_TASKS TO PERFORM:_
[1] Answer these questions from the seam welding passage.
(a) What kind of electrodes hold the work parts together under pressure?
(b) What kind of transformer supplies energy to the weld joint?
(c) How is the current applied to the welding electrodes?
[2] Retype the seam welding passage exactly, everything from "Seam welding is" down to "of overlapping welds.".

Seam welding is a resistance welding process wherein coalescence is produced by heating the job with an electrical resistance (obtained by an electric current (flow) through work parts) held together under pressure by circular rolling electrodes on the fraying surface.
Usually, an overlapped resistance-spot weld is produced by Resistance seam welding. In this process, a weld formed with a joint by rotating the circular electrode.
Principle of operation
The seam welding process is similar to the spot welding process, but the used electrodes are different from spot welding. In this welding process
, circular rolling electrodes are used to produce a continuous air-tight seam of overlapping welds.
As indicated in the figure, a step-down transformer (low voltage, high current) is used in this process that supplies energy to the weld joint in the form of AC power. The joint has a high electrical resistance relative to other circuits by which it is heated to the melting point and the semi-molten surfaces are pressed together. Water cooling systems are used to cool most of the heat generated.
A current impulse is driven through the rollers to the workpiece in contact with them. The heat generated thus makes the metal plastic and the pressure from the electrodes completes the weld.
As the first current impulse is applied the power-driven circular electrodes are set in rotation and the workpieces steadily move forward. Throughout the welding period, the electrode’s role, and the work passes through them at a specific speed. The current applied to welding electrodes is intermittent i.e. it is on for a definite length of time and then off for another definite and short period.

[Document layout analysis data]

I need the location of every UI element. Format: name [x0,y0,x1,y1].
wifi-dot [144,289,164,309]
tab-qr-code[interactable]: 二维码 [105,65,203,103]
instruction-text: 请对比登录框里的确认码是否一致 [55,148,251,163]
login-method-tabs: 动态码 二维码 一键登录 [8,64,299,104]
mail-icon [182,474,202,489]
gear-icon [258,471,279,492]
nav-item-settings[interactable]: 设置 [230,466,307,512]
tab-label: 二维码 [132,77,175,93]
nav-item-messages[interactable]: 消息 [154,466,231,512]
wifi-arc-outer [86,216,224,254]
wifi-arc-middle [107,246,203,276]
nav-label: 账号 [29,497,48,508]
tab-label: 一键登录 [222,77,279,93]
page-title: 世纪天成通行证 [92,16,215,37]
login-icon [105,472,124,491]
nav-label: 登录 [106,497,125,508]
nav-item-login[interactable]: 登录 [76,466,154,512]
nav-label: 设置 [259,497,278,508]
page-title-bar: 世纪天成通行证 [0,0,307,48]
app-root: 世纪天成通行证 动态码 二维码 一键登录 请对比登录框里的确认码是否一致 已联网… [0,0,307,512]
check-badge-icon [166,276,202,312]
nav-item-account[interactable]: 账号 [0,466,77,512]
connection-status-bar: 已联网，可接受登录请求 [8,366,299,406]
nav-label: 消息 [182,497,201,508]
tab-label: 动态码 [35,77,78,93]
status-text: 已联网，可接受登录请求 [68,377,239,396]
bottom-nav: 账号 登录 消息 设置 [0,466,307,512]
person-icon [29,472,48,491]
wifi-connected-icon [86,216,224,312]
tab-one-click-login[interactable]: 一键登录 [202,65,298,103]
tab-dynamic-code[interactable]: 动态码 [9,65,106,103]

_SOLUTIONS BY TASK:_
[1]
(a) Circular rolling electrodes.
(b) A step-down transformer (low voltage, high current).
(c) Intermittently: it is on for a definite length of time and then off for another definite, short period.

[2]
Seam welding is a resistance welding process wherein coalescence is produced by heating the job with an electrical resistance (obtained by an electric current (flow) through work parts) held together under pressure by circular rolling electrodes on the fraying surface.
Usually, an overlapped resistance-spot weld is produced by Resistance seam welding. In this process, a weld formed with a joint by rotating the circular electrode.
Principle of operation
The seam welding process is similar to the spot welding process, but the used electrodes are different from spot welding. In this welding process
, circular rolling electrodes are used to produce a continuous air-tight seam of overlapping welds.